Data section
—————
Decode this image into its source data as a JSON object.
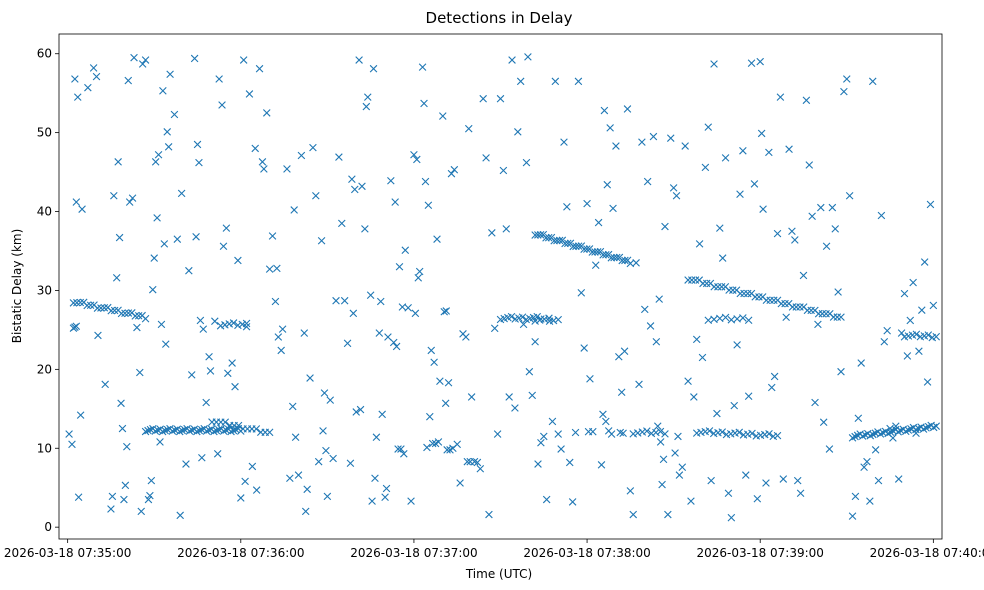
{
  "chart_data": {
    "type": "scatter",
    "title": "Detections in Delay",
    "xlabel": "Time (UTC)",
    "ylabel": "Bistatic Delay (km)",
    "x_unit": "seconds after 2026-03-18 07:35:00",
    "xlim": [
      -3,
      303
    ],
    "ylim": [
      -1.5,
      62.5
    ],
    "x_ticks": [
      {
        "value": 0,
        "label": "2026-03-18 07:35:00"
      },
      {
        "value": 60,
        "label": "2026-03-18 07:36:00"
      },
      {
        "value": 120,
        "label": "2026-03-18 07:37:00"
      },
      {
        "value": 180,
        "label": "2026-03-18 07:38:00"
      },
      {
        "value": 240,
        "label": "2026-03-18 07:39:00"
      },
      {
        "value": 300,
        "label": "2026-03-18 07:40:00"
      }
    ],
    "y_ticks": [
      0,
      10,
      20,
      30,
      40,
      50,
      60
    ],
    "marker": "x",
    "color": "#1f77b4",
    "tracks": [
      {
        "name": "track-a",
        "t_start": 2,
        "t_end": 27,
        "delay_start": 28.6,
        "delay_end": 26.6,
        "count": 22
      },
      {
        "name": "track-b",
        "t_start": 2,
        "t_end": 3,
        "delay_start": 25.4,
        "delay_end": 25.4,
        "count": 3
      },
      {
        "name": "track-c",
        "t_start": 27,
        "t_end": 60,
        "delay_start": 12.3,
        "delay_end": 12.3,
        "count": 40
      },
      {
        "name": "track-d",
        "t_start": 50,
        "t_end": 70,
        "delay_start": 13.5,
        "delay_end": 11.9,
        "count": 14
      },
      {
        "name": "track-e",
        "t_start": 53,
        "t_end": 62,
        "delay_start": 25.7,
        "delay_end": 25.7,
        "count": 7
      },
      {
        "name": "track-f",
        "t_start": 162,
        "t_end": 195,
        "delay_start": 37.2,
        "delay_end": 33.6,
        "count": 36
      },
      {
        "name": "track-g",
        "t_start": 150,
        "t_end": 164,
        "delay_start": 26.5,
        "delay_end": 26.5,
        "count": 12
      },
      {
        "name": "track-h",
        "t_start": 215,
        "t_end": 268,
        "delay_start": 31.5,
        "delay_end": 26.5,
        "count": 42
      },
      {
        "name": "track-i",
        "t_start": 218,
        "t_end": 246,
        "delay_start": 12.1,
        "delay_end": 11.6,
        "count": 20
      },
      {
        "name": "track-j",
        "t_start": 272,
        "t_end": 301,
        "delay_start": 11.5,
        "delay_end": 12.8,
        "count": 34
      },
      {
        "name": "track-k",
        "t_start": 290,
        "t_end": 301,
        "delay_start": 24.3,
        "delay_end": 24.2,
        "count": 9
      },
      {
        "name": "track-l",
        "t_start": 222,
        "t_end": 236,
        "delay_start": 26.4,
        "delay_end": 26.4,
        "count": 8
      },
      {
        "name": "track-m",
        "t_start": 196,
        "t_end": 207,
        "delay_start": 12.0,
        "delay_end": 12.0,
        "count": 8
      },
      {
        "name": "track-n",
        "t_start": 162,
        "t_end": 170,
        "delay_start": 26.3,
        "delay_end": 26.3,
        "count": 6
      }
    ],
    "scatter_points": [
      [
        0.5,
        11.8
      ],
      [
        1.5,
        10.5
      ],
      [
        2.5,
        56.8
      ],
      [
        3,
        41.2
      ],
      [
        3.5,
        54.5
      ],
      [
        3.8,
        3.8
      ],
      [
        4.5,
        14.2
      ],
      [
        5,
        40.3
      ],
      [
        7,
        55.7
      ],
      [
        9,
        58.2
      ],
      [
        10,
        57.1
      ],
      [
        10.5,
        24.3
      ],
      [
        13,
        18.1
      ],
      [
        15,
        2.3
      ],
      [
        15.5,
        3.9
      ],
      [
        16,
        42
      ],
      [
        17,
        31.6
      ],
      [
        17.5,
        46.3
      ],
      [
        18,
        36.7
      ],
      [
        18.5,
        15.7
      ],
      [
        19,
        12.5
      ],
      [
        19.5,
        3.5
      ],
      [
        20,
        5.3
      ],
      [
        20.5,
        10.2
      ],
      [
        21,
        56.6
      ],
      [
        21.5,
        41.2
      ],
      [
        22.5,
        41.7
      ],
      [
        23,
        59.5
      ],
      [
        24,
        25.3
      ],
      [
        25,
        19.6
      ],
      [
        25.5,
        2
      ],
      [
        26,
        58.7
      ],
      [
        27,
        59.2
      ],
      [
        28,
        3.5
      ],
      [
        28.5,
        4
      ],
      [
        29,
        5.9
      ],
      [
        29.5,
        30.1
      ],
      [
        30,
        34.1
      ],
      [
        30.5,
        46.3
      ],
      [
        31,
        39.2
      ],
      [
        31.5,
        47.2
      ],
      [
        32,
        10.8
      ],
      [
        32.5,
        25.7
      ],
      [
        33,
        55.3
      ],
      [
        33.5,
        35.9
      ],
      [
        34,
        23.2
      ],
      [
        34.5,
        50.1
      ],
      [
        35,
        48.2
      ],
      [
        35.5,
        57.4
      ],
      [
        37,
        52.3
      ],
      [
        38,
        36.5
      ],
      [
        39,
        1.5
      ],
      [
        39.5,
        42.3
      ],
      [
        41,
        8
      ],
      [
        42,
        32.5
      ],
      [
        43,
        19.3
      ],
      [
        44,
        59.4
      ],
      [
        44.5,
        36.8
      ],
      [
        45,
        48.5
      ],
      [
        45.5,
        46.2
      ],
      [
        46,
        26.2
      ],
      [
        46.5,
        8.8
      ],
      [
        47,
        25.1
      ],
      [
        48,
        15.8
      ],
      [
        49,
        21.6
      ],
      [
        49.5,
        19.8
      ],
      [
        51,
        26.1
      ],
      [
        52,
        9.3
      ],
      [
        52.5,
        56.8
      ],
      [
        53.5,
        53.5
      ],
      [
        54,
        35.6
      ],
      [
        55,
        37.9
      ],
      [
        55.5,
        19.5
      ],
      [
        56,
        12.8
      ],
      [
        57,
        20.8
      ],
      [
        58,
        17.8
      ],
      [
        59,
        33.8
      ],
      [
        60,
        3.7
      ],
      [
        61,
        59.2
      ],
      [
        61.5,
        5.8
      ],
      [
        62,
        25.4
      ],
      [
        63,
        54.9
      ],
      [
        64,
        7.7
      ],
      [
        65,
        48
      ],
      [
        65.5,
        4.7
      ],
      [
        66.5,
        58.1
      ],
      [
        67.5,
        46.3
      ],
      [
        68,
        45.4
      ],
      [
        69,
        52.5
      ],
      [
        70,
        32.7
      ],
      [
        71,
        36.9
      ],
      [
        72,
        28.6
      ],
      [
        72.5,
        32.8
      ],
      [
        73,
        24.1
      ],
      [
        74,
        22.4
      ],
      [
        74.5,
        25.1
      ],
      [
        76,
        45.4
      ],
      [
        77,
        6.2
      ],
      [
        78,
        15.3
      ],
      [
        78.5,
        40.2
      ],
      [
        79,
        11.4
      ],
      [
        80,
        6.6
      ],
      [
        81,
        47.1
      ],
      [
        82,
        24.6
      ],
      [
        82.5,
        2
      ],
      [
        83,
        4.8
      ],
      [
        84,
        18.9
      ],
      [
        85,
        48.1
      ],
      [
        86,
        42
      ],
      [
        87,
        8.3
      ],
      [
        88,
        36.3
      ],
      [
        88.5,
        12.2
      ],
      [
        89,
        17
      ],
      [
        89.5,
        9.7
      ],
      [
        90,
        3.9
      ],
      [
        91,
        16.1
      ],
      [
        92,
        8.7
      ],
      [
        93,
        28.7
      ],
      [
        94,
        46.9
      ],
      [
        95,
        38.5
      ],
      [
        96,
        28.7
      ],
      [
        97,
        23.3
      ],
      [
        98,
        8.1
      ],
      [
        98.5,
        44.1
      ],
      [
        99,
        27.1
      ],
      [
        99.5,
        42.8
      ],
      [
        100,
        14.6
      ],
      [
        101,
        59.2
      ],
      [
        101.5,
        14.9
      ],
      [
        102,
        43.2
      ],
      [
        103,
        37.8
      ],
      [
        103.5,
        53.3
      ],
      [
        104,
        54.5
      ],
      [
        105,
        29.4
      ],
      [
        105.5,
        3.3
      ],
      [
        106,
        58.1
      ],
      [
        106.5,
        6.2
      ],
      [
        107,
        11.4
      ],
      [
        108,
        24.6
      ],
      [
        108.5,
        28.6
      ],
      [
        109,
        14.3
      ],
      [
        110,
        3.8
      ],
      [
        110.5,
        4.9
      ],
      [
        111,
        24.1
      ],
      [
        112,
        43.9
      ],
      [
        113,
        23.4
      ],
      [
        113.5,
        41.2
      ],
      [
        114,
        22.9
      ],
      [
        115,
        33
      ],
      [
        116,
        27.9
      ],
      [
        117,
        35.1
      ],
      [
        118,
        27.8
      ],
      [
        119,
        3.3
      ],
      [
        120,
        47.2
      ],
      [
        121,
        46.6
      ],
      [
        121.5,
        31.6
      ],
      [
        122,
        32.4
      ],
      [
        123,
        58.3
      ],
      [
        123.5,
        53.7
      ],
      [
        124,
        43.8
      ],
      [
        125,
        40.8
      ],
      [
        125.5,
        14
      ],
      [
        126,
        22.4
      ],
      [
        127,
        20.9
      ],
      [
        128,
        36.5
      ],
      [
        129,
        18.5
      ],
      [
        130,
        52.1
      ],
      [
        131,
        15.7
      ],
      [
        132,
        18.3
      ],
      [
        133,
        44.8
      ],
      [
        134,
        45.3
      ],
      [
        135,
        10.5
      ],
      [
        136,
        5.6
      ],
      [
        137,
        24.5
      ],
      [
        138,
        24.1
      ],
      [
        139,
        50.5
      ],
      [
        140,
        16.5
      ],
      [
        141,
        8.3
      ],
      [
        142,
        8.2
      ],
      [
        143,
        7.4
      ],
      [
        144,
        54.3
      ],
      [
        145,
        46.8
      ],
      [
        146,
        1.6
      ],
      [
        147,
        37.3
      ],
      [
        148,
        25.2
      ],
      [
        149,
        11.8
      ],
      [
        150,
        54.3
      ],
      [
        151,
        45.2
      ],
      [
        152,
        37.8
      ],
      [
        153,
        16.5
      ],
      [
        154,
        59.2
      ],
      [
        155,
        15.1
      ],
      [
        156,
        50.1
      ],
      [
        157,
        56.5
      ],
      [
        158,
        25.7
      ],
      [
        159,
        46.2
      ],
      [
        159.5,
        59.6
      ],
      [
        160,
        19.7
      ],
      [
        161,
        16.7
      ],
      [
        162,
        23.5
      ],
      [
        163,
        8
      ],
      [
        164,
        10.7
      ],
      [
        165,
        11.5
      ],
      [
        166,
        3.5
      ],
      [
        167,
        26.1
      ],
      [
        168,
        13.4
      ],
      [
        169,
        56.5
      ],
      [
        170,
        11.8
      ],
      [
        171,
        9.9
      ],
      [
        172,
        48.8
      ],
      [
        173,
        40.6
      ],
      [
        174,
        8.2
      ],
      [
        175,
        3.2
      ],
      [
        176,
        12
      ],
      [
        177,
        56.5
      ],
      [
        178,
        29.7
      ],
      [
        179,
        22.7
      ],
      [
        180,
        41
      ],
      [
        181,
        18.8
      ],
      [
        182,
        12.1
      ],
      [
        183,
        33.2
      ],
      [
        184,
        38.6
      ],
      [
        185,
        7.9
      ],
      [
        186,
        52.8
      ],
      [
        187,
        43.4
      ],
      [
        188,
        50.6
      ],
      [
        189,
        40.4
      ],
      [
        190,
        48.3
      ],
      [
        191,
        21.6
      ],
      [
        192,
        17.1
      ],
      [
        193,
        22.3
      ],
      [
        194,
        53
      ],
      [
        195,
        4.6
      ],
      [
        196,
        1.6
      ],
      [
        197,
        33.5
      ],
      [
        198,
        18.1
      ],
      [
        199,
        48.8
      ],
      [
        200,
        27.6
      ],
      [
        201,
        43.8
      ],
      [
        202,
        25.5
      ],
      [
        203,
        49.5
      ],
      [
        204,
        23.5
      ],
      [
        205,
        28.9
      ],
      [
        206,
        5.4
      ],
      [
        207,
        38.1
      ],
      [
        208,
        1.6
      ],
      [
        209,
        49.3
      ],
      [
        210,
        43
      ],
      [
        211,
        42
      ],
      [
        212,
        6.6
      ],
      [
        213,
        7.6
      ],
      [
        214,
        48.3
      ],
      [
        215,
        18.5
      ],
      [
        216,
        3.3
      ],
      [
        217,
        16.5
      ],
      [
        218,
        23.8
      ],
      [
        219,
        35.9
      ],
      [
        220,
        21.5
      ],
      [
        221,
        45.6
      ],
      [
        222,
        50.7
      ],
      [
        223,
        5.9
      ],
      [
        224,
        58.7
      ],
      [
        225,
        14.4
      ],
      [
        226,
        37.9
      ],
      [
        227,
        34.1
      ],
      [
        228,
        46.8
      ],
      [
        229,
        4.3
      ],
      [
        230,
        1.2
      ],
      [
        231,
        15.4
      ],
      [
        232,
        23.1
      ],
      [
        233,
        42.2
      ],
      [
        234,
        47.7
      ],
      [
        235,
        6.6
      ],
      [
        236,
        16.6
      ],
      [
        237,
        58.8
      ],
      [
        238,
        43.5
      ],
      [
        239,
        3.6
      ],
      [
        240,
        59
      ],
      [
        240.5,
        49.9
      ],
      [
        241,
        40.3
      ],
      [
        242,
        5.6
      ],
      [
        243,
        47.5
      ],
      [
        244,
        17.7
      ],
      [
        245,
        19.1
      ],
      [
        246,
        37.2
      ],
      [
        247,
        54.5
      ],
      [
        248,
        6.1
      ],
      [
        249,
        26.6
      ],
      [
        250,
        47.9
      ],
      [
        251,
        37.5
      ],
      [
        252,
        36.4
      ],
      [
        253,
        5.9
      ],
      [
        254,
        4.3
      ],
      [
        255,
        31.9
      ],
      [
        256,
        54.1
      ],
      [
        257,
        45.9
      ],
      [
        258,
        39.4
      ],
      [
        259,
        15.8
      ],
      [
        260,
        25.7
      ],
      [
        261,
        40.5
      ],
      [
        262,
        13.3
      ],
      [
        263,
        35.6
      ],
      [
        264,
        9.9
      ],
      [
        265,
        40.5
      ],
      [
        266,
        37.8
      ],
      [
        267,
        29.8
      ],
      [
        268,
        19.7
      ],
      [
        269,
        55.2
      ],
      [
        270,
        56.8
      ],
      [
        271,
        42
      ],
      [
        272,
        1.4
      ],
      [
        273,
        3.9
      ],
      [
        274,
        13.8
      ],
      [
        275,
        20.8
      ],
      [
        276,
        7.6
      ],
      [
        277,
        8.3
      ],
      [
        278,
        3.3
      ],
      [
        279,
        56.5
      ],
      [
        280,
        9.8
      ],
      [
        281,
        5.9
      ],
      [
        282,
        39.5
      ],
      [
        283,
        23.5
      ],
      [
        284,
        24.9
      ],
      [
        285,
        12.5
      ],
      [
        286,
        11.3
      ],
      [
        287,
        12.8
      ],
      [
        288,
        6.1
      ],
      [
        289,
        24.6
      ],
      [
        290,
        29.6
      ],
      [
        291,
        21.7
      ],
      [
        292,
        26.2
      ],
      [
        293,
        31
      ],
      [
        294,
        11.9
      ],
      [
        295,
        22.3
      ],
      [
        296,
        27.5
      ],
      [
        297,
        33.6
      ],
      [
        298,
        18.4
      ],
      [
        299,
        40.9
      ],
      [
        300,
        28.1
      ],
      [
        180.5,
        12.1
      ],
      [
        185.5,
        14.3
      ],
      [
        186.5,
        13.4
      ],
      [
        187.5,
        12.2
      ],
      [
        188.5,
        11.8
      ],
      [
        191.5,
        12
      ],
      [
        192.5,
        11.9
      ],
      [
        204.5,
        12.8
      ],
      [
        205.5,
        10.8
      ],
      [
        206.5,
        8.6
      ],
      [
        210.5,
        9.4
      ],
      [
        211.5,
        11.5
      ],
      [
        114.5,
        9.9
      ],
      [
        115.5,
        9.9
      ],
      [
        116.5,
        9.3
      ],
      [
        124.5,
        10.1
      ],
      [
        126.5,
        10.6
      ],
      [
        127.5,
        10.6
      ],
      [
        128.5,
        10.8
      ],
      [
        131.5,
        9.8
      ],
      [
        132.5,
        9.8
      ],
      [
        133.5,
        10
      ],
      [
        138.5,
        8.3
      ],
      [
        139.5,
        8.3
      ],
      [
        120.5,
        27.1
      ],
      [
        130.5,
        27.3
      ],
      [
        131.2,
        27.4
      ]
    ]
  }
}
—————
Stated exercise
Find how many lines in the records contain the string "value", then give the number alone.

Written response
6